▸ Task details:
Repeat every record exactly, but keep images out of the copy.

▸ Source records:
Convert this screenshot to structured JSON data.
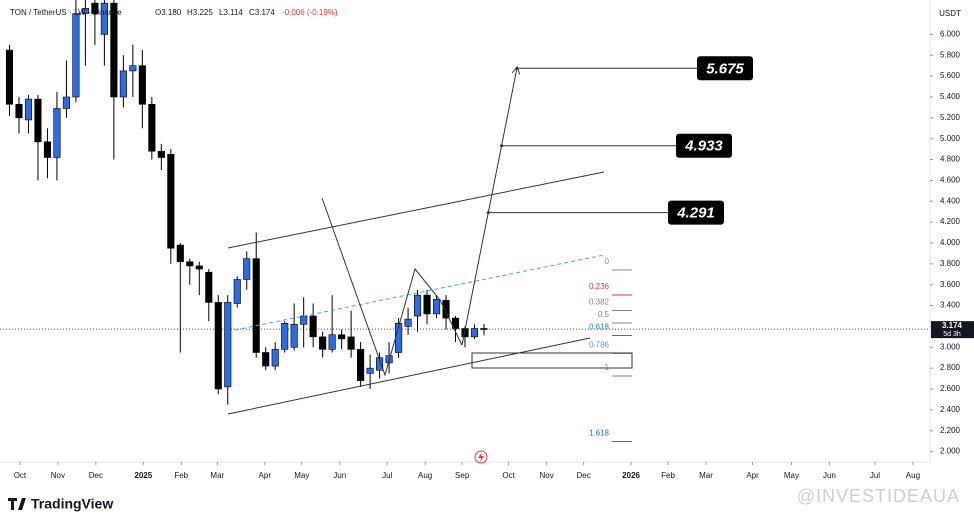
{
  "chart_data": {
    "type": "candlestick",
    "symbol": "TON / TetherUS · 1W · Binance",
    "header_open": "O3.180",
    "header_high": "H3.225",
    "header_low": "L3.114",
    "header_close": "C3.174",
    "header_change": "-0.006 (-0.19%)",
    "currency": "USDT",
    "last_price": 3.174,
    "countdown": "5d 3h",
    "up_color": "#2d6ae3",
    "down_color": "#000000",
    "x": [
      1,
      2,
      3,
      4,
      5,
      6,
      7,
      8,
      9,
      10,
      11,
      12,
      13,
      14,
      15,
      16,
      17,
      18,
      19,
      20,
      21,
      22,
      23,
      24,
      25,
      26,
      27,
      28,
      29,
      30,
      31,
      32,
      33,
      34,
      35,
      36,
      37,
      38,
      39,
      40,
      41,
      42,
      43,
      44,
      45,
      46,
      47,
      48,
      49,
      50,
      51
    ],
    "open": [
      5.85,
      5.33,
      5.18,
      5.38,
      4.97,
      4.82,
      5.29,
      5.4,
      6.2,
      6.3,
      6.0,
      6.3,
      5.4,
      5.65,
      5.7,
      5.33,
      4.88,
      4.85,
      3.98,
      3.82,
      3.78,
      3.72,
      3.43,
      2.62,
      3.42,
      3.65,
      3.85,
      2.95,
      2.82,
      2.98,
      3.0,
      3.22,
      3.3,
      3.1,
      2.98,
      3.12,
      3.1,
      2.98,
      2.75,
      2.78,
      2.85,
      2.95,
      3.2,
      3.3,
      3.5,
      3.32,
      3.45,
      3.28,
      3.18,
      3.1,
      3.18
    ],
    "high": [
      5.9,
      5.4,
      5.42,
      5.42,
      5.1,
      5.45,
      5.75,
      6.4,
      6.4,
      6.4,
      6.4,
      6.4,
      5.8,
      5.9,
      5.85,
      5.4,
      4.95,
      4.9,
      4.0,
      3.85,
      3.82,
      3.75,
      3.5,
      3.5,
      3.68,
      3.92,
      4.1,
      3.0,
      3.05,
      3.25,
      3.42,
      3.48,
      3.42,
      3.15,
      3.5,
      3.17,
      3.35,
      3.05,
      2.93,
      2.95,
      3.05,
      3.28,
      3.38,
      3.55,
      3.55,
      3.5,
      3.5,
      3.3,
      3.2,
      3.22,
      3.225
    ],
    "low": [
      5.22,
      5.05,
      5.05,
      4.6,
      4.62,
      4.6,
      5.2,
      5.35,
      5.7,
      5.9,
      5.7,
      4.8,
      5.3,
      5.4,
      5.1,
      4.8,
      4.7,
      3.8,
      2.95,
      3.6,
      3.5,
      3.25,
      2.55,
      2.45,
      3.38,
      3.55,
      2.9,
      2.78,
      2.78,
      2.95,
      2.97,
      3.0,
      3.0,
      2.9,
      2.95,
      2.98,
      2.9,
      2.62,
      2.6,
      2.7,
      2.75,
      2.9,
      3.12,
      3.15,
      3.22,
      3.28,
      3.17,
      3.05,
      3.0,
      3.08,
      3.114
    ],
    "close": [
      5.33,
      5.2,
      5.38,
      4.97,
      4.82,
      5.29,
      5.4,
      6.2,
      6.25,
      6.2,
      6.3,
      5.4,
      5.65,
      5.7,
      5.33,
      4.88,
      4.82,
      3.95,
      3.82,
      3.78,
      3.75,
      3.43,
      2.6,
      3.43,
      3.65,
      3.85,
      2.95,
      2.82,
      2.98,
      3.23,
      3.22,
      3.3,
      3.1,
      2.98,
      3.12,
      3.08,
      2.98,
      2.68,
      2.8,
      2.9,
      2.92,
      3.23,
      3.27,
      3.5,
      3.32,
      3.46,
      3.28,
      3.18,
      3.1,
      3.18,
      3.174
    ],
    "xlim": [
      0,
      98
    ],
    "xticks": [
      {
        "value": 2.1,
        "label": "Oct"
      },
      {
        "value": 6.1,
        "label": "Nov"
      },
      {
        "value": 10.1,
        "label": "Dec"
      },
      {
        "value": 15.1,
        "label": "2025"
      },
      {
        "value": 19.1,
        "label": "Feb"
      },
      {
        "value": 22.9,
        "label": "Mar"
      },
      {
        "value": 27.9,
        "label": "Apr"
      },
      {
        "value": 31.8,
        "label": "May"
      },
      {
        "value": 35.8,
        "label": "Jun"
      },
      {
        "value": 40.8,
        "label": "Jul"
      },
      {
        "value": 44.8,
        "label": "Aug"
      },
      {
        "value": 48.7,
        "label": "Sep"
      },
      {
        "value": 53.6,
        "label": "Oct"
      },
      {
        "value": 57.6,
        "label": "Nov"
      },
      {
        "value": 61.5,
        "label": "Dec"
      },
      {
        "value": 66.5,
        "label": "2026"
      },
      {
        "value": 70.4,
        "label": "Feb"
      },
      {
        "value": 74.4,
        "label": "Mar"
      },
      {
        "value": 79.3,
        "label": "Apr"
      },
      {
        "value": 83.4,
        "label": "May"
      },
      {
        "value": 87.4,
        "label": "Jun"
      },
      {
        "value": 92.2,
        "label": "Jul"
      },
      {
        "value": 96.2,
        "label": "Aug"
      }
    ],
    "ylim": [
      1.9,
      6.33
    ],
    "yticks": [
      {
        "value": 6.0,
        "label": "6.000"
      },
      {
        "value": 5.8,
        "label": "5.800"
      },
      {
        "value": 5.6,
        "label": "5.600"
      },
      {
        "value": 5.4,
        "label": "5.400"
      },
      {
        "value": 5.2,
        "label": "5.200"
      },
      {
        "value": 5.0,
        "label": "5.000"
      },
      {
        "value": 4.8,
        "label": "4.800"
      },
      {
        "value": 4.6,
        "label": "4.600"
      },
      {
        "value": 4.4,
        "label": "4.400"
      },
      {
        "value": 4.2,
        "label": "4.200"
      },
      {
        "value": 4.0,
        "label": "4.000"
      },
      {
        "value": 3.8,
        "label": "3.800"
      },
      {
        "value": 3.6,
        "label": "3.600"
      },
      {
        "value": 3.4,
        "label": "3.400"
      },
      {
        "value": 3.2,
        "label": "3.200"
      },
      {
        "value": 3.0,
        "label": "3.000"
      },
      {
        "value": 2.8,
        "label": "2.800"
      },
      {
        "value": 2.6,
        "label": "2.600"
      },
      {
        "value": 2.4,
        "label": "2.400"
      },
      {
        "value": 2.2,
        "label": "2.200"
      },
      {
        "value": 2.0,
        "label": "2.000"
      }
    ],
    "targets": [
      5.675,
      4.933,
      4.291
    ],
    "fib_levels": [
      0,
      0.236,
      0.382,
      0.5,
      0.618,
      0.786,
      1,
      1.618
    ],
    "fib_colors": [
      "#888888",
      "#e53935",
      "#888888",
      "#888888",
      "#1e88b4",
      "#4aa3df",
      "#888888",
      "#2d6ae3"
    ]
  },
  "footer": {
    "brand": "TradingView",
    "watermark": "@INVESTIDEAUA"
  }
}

▸ Result of this task:
Convert this screenshot to structured JSON data.
{
  "chart_data": {
    "type": "candlestick",
    "symbol": "TON / TetherUS · 1W · Binance",
    "header_open": "O3.180",
    "header_high": "H3.225",
    "header_low": "L3.114",
    "header_close": "C3.174",
    "header_change": "-0.006 (-0.19%)",
    "currency": "USDT",
    "last_price": 3.174,
    "countdown": "5d 3h",
    "up_color": "#2d6ae3",
    "down_color": "#000000",
    "x": [
      1,
      2,
      3,
      4,
      5,
      6,
      7,
      8,
      9,
      10,
      11,
      12,
      13,
      14,
      15,
      16,
      17,
      18,
      19,
      20,
      21,
      22,
      23,
      24,
      25,
      26,
      27,
      28,
      29,
      30,
      31,
      32,
      33,
      34,
      35,
      36,
      37,
      38,
      39,
      40,
      41,
      42,
      43,
      44,
      45,
      46,
      47,
      48,
      49,
      50,
      51
    ],
    "open": [
      5.85,
      5.33,
      5.18,
      5.38,
      4.97,
      4.82,
      5.29,
      5.4,
      6.2,
      6.3,
      6.0,
      6.3,
      5.4,
      5.65,
      5.7,
      5.33,
      4.88,
      4.85,
      3.98,
      3.82,
      3.78,
      3.72,
      3.43,
      2.62,
      3.42,
      3.65,
      3.85,
      2.95,
      2.82,
      2.98,
      3.0,
      3.22,
      3.3,
      3.1,
      2.98,
      3.12,
      3.1,
      2.98,
      2.75,
      2.78,
      2.85,
      2.95,
      3.2,
      3.3,
      3.5,
      3.32,
      3.45,
      3.28,
      3.18,
      3.1,
      3.18
    ],
    "high": [
      5.9,
      5.4,
      5.42,
      5.42,
      5.1,
      5.45,
      5.75,
      6.4,
      6.4,
      6.4,
      6.4,
      6.4,
      5.8,
      5.9,
      5.85,
      5.4,
      4.95,
      4.9,
      4.0,
      3.85,
      3.82,
      3.75,
      3.5,
      3.5,
      3.68,
      3.92,
      4.1,
      3.0,
      3.05,
      3.25,
      3.42,
      3.48,
      3.42,
      3.15,
      3.5,
      3.17,
      3.35,
      3.05,
      2.93,
      2.95,
      3.05,
      3.28,
      3.38,
      3.55,
      3.55,
      3.5,
      3.5,
      3.3,
      3.2,
      3.22,
      3.225
    ],
    "low": [
      5.22,
      5.05,
      5.05,
      4.6,
      4.62,
      4.6,
      5.2,
      5.35,
      5.7,
      5.9,
      5.7,
      4.8,
      5.3,
      5.4,
      5.1,
      4.8,
      4.7,
      3.8,
      2.95,
      3.6,
      3.5,
      3.25,
      2.55,
      2.45,
      3.38,
      3.55,
      2.9,
      2.78,
      2.78,
      2.95,
      2.97,
      3.0,
      3.0,
      2.9,
      2.95,
      2.98,
      2.9,
      2.62,
      2.6,
      2.7,
      2.75,
      2.9,
      3.12,
      3.15,
      3.22,
      3.28,
      3.17,
      3.05,
      3.0,
      3.08,
      3.114
    ],
    "close": [
      5.33,
      5.2,
      5.38,
      4.97,
      4.82,
      5.29,
      5.4,
      6.2,
      6.25,
      6.2,
      6.3,
      5.4,
      5.65,
      5.7,
      5.33,
      4.88,
      4.82,
      3.95,
      3.82,
      3.78,
      3.75,
      3.43,
      2.6,
      3.43,
      3.65,
      3.85,
      2.95,
      2.82,
      2.98,
      3.23,
      3.22,
      3.3,
      3.1,
      2.98,
      3.12,
      3.08,
      2.98,
      2.68,
      2.8,
      2.9,
      2.92,
      3.23,
      3.27,
      3.5,
      3.32,
      3.46,
      3.28,
      3.18,
      3.1,
      3.18,
      3.174
    ],
    "xlim": [
      0,
      98
    ],
    "xticks": [
      {
        "value": 2.1,
        "label": "Oct"
      },
      {
        "value": 6.1,
        "label": "Nov"
      },
      {
        "value": 10.1,
        "label": "Dec"
      },
      {
        "value": 15.1,
        "label": "2025"
      },
      {
        "value": 19.1,
        "label": "Feb"
      },
      {
        "value": 22.9,
        "label": "Mar"
      },
      {
        "value": 27.9,
        "label": "Apr"
      },
      {
        "value": 31.8,
        "label": "May"
      },
      {
        "value": 35.8,
        "label": "Jun"
      },
      {
        "value": 40.8,
        "label": "Jul"
      },
      {
        "value": 44.8,
        "label": "Aug"
      },
      {
        "value": 48.7,
        "label": "Sep"
      },
      {
        "value": 53.6,
        "label": "Oct"
      },
      {
        "value": 57.6,
        "label": "Nov"
      },
      {
        "value": 61.5,
        "label": "Dec"
      },
      {
        "value": 66.5,
        "label": "2026"
      },
      {
        "value": 70.4,
        "label": "Feb"
      },
      {
        "value": 74.4,
        "label": "Mar"
      },
      {
        "value": 79.3,
        "label": "Apr"
      },
      {
        "value": 83.4,
        "label": "May"
      },
      {
        "value": 87.4,
        "label": "Jun"
      },
      {
        "value": 92.2,
        "label": "Jul"
      },
      {
        "value": 96.2,
        "label": "Aug"
      }
    ],
    "ylim": [
      1.9,
      6.33
    ],
    "yticks": [
      {
        "value": 6.0,
        "label": "6.000"
      },
      {
        "value": 5.8,
        "label": "5.800"
      },
      {
        "value": 5.6,
        "label": "5.600"
      },
      {
        "value": 5.4,
        "label": "5.400"
      },
      {
        "value": 5.2,
        "label": "5.200"
      },
      {
        "value": 5.0,
        "label": "5.000"
      },
      {
        "value": 4.8,
        "label": "4.800"
      },
      {
        "value": 4.6,
        "label": "4.600"
      },
      {
        "value": 4.4,
        "label": "4.400"
      },
      {
        "value": 4.2,
        "label": "4.200"
      },
      {
        "value": 4.0,
        "label": "4.000"
      },
      {
        "value": 3.8,
        "label": "3.800"
      },
      {
        "value": 3.6,
        "label": "3.600"
      },
      {
        "value": 3.4,
        "label": "3.400"
      },
      {
        "value": 3.2,
        "label": "3.200"
      },
      {
        "value": 3.0,
        "label": "3.000"
      },
      {
        "value": 2.8,
        "label": "2.800"
      },
      {
        "value": 2.6,
        "label": "2.600"
      },
      {
        "value": 2.4,
        "label": "2.400"
      },
      {
        "value": 2.2,
        "label": "2.200"
      },
      {
        "value": 2.0,
        "label": "2.000"
      }
    ],
    "targets": [
      5.675,
      4.933,
      4.291
    ],
    "fib_levels": [
      0,
      0.236,
      0.382,
      0.5,
      0.618,
      0.786,
      1,
      1.618
    ],
    "fib_colors": [
      "#888888",
      "#e53935",
      "#888888",
      "#888888",
      "#1e88b4",
      "#4aa3df",
      "#888888",
      "#2d6ae3"
    ]
  },
  "footer": {
    "brand": "TradingView",
    "watermark": "@INVESTIDEAUA"
  }
}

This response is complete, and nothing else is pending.